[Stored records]

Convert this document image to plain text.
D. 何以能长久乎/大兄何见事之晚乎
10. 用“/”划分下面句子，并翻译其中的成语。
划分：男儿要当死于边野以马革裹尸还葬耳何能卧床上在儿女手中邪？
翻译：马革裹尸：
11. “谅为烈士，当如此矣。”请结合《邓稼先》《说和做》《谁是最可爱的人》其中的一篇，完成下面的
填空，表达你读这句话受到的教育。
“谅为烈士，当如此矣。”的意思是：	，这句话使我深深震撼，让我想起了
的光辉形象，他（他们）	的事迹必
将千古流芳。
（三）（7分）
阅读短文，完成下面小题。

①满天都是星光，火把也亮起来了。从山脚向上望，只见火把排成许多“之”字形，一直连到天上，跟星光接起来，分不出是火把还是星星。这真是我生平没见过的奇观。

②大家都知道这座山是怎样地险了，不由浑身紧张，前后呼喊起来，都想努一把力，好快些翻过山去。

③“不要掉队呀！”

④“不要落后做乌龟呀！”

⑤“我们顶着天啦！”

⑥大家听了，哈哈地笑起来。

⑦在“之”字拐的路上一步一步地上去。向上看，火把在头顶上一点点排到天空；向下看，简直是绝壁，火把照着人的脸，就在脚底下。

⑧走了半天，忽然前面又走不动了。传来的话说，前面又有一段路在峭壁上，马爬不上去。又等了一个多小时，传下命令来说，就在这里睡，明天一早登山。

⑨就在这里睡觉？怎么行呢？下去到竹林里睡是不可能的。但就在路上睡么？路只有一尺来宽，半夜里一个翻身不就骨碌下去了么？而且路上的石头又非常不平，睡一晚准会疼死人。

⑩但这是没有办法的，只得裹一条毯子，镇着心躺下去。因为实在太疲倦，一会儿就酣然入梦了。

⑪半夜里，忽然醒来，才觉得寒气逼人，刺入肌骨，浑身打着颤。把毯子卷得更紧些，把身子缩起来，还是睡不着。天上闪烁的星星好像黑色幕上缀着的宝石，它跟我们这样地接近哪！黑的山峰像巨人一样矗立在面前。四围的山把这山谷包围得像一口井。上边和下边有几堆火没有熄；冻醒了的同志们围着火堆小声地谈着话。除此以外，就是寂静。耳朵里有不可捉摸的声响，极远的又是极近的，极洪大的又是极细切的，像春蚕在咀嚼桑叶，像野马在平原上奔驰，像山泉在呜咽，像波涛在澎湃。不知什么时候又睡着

The task
Every entry should be printed again exactly as it stands.

Solution to the problem
Convert this document image to plain text.
D. 何以能长久乎/大兄何见事之晚乎
10. 用“/”划分下面句子，并翻译其中的成语。
划分：男儿要当死于边野以马革裹尸还葬耳何能卧床上在儿女手中邪？
翻译：马革裹尸：
11. “谅为烈士，当如此矣。”请结合《邓稼先》《说和做》《谁是最可爱的人》其中的一篇，完成下面的
填空，表达你读这句话受到的教育。
“谅为烈士，当如此矣。”的意思是：	，这句话使我深深震撼，让我想起了
的光辉形象，他（他们）	的事迹必
将千古流芳。
（三）（7分）
阅读短文，完成下面小题。

①满天都是星光，火把也亮起来了。从山脚向上望，只见火把排成许多“之”字形，一直连到天上，跟星光接起来，分不出是火把还是星星。这真是我生平没见过的奇观。

②大家都知道这座山是怎样地险了，不由浑身紧张，前后呼喊起来，都想努一把力，好快些翻过山去。

③“不要掉队呀！”

④“不要落后做乌龟呀！”

⑤“我们顶着天啦！”

⑥大家听了，哈哈地笑起来。

⑦在“之”字拐的路上一步一步地上去。向上看，火把在头顶上一点点排到天空；向下看，简直是绝壁，火把照着人的脸，就在脚底下。

⑧走了半天，忽然前面又走不动了。传来的话说，前面又有一段路在峭壁上，马爬不上去。又等了一个多小时，传下命令来说，就在这里睡，明天一早登山。

⑨就在这里睡觉？怎么行呢？下去到竹林里睡是不可能的。但就在路上睡么？路只有一尺来宽，半夜里一个翻身不就骨碌下去了么？而且路上的石头又非常不平，睡一晚准会疼死人。

⑩但这是没有办法的，只得裹一条毯子，镇着心躺下去。因为实在太疲倦，一会儿就酣然入梦了。

⑪半夜里，忽然醒来，才觉得寒气逼人，刺入肌骨，浑身打着颤。把毯子卷得更紧些，把身子缩起来，还是睡不着。天上闪烁的星星好像黑色幕上缀着的宝石，它跟我们这样地接近哪！黑的山峰像巨人一样矗立在面前。四围的山把这山谷包围得像一口井。上边和下边有几堆火没有熄；冻醒了的同志们围着火堆小声地谈着话。除此以外，就是寂静。耳朵里有不可捉摸的声响，极远的又是极近的，极洪大的又是极细切的，像春蚕在咀嚼桑叶，像野马在平原上奔驰，像山泉在呜咽，像波涛在澎湃。不知什么时候又睡着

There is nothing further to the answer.